WHAT TO PRODUCE: Continue the Django tutorial about the sensor web application, starting right after its last sentence.

EXCERPTED TEXT:

━━━━━━━━━━━━━━━━

Let’s quickly create a home page which will be displayed on first opening this web application in a browser.

# sensor/views.py

from django.shortcuts import render


def index(request):
    return render(request, "index.html")
<!--- sensor/templates/index.html -->

<div style="text-align: center">
  <h1>django-timescaledb-example</h1>
</div>
# sensor/urls.py

from django.urls import path

from . import views


app_name = "sensor"


urlpatterns = [
    path('', views.index, name="root"),
]
# core/urls.py

from django.contrib import admin
from django.shortcuts import redirect
from django.urls import include
from django.urls import path


urlpatterns = [
    path('', lambda request: redirect('sensor:root')),

    path('admin/', admin.site.urls),
    path('sensor/', include('sensor.urls')),
]

So now http://localhost:8000 should display index.html. We can build on this index.html to link to other pages.


Create a Data Model for Files

Now I can adapt sensor/models.py to add a File model to track uploaded files,

# sensor/models.py

class File(models.Model):
    file = models.FileField(upload_to="readings/", blank=False, null=False)
    uploaded_at = models.DateTimeField(auto_now_add=True)
    parsed = models.DateTimeField(blank=False, null=False)
    parse_error = models.TextField(blank=True, null=True)

create its database migration2

python manage.py makemigrations sensor

and roll it out

python manage.py migrate

Any change to sensor/models.py requires a corresponding database migration!

━━━━━━━━━━━━━━━━

ENTRIES PROVIDED:
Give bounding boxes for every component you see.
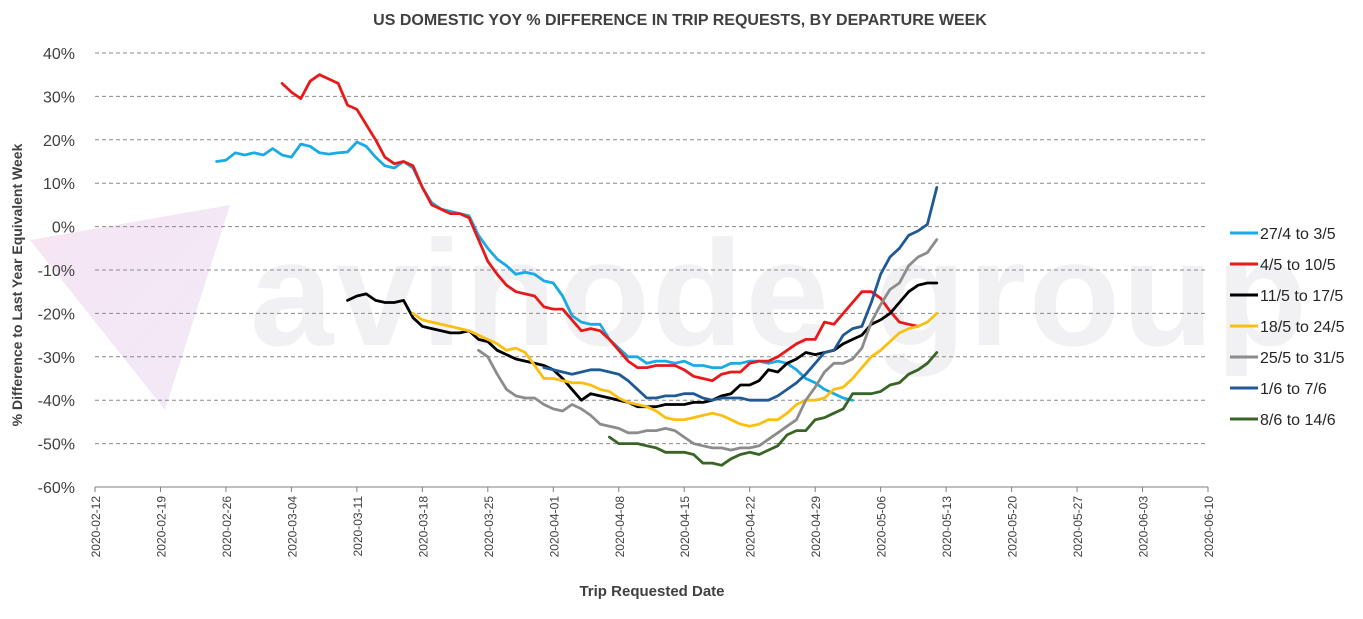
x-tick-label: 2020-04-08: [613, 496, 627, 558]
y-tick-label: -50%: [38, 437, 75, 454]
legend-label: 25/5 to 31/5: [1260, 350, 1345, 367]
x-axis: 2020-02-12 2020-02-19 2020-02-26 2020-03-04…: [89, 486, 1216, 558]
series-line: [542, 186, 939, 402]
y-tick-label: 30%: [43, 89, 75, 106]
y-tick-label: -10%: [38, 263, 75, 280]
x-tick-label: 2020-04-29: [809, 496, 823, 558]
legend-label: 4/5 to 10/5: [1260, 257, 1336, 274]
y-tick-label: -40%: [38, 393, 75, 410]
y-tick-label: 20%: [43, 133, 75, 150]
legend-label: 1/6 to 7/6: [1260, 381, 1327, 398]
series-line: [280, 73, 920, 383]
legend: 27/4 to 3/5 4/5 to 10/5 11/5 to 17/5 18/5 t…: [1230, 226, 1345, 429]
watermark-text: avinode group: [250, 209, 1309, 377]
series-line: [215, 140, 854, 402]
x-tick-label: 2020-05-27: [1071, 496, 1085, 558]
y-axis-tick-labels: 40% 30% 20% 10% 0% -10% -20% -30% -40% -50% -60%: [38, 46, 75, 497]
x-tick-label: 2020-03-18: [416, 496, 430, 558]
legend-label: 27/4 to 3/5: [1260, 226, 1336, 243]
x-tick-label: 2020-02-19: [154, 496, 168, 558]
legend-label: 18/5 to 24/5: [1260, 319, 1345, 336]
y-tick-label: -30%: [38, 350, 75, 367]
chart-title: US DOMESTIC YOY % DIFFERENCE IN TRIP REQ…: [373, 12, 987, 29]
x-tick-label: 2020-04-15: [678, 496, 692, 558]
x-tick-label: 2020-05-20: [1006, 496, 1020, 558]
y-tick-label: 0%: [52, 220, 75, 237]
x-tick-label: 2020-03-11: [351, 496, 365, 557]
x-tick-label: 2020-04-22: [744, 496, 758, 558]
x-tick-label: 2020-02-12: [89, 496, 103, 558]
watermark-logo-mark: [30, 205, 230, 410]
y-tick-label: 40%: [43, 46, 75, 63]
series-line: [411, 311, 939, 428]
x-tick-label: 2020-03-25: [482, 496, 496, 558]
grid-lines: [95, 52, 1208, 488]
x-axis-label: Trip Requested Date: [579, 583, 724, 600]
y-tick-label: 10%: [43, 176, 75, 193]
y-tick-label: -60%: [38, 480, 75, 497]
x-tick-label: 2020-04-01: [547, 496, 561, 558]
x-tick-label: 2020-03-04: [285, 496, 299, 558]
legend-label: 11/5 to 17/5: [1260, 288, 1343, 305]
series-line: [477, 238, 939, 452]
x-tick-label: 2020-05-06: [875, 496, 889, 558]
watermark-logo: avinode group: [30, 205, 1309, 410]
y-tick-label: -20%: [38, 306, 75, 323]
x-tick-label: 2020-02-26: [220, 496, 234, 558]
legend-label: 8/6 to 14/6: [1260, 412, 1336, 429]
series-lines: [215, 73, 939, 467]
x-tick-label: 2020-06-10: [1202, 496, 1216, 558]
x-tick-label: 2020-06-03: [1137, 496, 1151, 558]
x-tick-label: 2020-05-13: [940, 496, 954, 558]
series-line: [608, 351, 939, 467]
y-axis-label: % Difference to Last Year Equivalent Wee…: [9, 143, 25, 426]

━━━━━━━━━━━━━━━━

RESPONSE:
Handle File Uploads via Browser

Now that we have somewhere to store files of readings, we need to handle file uploads.

Let’s consider only the case where time-series data originates only from text files. How do I copy data from files into TimescaleDB via Django?

The Django documentation covers File Uploads. However, it doesn’t advise on importing file contents to a database. One normally uses Django to add and save new entries to a database using input from a browser:

  • Django sends a web page to a browser containing one or more <form> elements.
  • Once filled in, these <form> elements are sent back to Django.
  • Django processes these entries and saves them to the database using the Django ORM.

The key enabler here is the ORM (or “Object Relational Mapper”). It maps a Python class to a database table so that this table’s data is easily accessible from within Python. Without an ORM, one would have to use the SQL language to communicate with the database.

We need to do a bit of work to adapt this workflow to handle file contents.

In a similar manner, I can create a “view” to render HTML to accept browser file uploads:

# sensor/views.py

from django.shortcuts import render
from django.shortcuts import redirect
from django.http import HttpResponse

from .forms import FileForm


# ...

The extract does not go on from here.